- [EXERCISE REQUIREMENTS]: The line that contains "What text is on this page?" and every line after it, down to the last one, must be restated word for word, with no pictures.

┌──

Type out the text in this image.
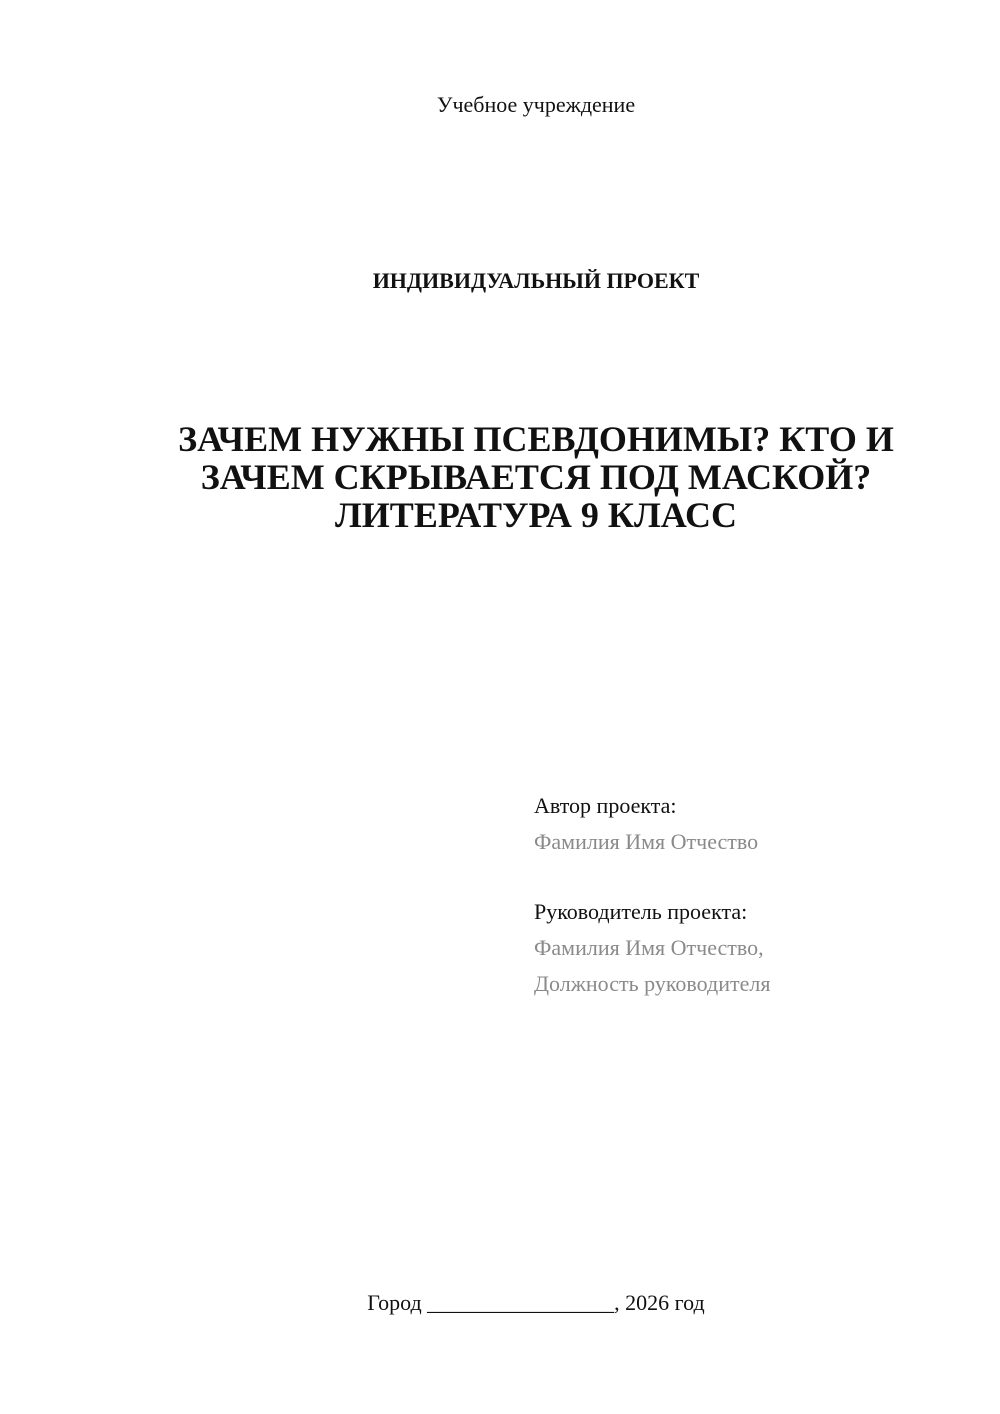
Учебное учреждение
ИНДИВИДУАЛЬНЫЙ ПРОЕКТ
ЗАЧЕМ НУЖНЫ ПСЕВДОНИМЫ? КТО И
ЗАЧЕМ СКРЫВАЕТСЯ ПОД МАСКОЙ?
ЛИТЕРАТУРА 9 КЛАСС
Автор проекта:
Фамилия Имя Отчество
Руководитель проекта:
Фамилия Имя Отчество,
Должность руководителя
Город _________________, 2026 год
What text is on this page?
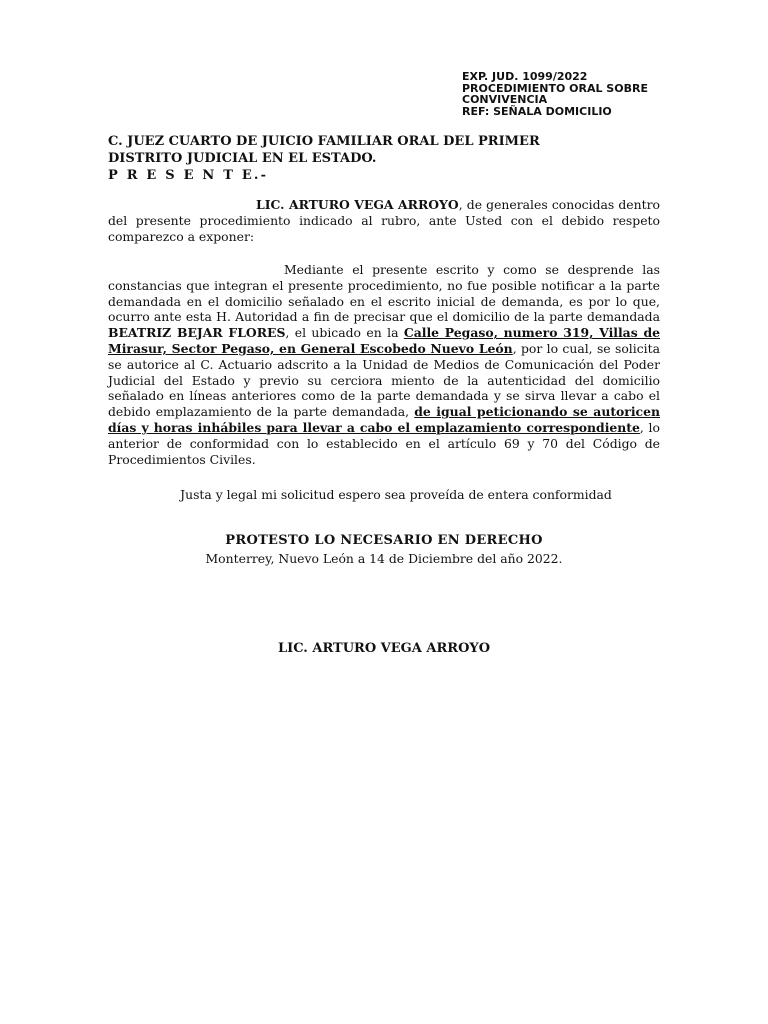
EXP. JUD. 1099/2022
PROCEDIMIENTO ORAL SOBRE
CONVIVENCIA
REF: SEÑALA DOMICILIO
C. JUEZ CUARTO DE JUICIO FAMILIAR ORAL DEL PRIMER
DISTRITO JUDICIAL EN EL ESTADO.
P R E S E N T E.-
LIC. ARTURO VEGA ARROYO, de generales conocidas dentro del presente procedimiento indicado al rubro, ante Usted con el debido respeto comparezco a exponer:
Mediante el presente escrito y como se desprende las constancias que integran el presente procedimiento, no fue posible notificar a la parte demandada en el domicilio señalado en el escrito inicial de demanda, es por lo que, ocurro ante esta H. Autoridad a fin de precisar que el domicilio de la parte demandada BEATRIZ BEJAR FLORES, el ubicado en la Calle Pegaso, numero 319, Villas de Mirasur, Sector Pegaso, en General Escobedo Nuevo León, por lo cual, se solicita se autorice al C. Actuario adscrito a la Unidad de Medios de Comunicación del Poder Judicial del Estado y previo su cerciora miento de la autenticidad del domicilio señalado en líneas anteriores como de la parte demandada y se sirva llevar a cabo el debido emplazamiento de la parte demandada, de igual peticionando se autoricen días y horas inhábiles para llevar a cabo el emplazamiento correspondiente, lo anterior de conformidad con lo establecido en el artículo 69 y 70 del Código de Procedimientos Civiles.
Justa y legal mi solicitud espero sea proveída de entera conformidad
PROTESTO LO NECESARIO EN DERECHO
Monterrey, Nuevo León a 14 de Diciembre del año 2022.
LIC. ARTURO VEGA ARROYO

└──

- [EXERCISE SOLUTION]:
What text is on this page?
EXP. JUD. 1099/2022
PROCEDIMIENTO ORAL SOBRE
CONVIVENCIA
REF: SEÑALA DOMICILIO
C. JUEZ CUARTO DE JUICIO FAMILIAR ORAL DEL PRIMER
DISTRITO JUDICIAL EN EL ESTADO.
P R E S E N T E.-
LIC. ARTURO VEGA ARROYO, de generales conocidas dentro del presente procedimiento indicado al rubro, ante Usted con el debido respeto comparezco a exponer:
Mediante el presente escrito y como se desprende las constancias que integran el presente procedimiento, no fue posible notificar a la parte demandada en el domicilio señalado en el escrito inicial de demanda, es por lo que, ocurro ante esta H. Autoridad a fin de precisar que el domicilio de la parte demandada BEATRIZ BEJAR FLORES, el ubicado en la Calle Pegaso, numero 319, Villas de Mirasur, Sector Pegaso, en General Escobedo Nuevo León, por lo cual, se solicita se autorice al C. Actuario adscrito a la Unidad de Medios de Comunicación del Poder Judicial del Estado y previo su cerciora miento de la autenticidad del domicilio señalado en líneas anteriores como de la parte demandada y se sirva llevar a cabo el debido emplazamiento de la parte demandada, de igual peticionando se autoricen días y horas inhábiles para llevar a cabo el emplazamiento correspondiente, lo anterior de conformidad con lo establecido en el artículo 69 y 70 del Código de Procedimientos Civiles.
Justa y legal mi solicitud espero sea proveída de entera conformidad
PROTESTO LO NECESARIO EN DERECHO
Monterrey, Nuevo León a 14 de Diciembre del año 2022.
LIC. ARTURO VEGA ARROYO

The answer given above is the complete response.